◆ **Exercise requirements**
How many lines of these entries include the string "Выводы"? State the number alone.

◆ **Stored data**
>> Start
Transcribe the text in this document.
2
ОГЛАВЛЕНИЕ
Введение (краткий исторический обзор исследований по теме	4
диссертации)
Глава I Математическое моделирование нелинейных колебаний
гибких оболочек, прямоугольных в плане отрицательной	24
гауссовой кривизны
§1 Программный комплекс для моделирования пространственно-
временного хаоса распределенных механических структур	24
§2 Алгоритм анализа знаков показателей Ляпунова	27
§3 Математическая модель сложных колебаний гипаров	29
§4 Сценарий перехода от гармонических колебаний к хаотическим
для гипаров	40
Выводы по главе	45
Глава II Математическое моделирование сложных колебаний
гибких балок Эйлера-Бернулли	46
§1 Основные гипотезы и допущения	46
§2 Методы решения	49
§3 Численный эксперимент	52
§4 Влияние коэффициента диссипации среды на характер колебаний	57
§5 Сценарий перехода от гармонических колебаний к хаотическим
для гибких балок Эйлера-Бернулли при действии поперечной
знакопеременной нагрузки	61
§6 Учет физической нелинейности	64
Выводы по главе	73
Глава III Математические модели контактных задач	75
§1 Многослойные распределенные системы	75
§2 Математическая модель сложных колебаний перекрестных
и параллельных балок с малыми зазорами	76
>> End
◆ **Answer in full**
2